• Do this:
Copy every line of the items below verbatim, with no changes.

• Input data:
----------
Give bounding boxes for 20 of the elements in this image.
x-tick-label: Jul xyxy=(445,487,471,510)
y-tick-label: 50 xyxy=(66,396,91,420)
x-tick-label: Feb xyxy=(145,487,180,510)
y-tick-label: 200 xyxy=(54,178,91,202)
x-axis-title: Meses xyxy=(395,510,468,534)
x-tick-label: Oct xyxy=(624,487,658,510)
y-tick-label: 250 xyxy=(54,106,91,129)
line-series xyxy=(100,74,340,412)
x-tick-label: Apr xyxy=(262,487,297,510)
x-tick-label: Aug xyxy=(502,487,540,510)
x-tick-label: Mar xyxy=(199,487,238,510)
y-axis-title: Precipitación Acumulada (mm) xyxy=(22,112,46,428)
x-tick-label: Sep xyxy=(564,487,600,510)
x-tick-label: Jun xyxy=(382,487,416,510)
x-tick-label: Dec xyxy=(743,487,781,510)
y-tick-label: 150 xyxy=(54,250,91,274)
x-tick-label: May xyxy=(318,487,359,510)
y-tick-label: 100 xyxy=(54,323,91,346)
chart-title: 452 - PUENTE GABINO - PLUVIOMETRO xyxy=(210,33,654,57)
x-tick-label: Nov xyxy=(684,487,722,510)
----------
• Answer in full:
Give bounding boxes for 20 of the elements in this image.
x-tick-label: Jul xyxy=(445,487,471,510)
y-tick-label: 50 xyxy=(66,396,91,420)
x-tick-label: Feb xyxy=(145,487,180,510)
y-tick-label: 200 xyxy=(54,178,91,202)
x-axis-title: Meses xyxy=(395,510,468,534)
x-tick-label: Oct xyxy=(624,487,658,510)
y-tick-label: 250 xyxy=(54,106,91,129)
line-series xyxy=(100,74,340,412)
x-tick-label: Apr xyxy=(262,487,297,510)
x-tick-label: Aug xyxy=(502,487,540,510)
x-tick-label: Mar xyxy=(199,487,238,510)
y-axis-title: Precipitación Acumulada (mm) xyxy=(22,112,46,428)
x-tick-label: Sep xyxy=(564,487,600,510)
x-tick-label: Jun xyxy=(382,487,416,510)
x-tick-label: Dec xyxy=(743,487,781,510)
y-tick-label: 150 xyxy=(54,250,91,274)
x-tick-label: May xyxy=(318,487,359,510)
y-tick-label: 100 xyxy=(54,323,91,346)
chart-title: 452 - PUENTE GABINO - PLUVIOMETRO xyxy=(210,33,654,57)
x-tick-label: Nov xyxy=(684,487,722,510)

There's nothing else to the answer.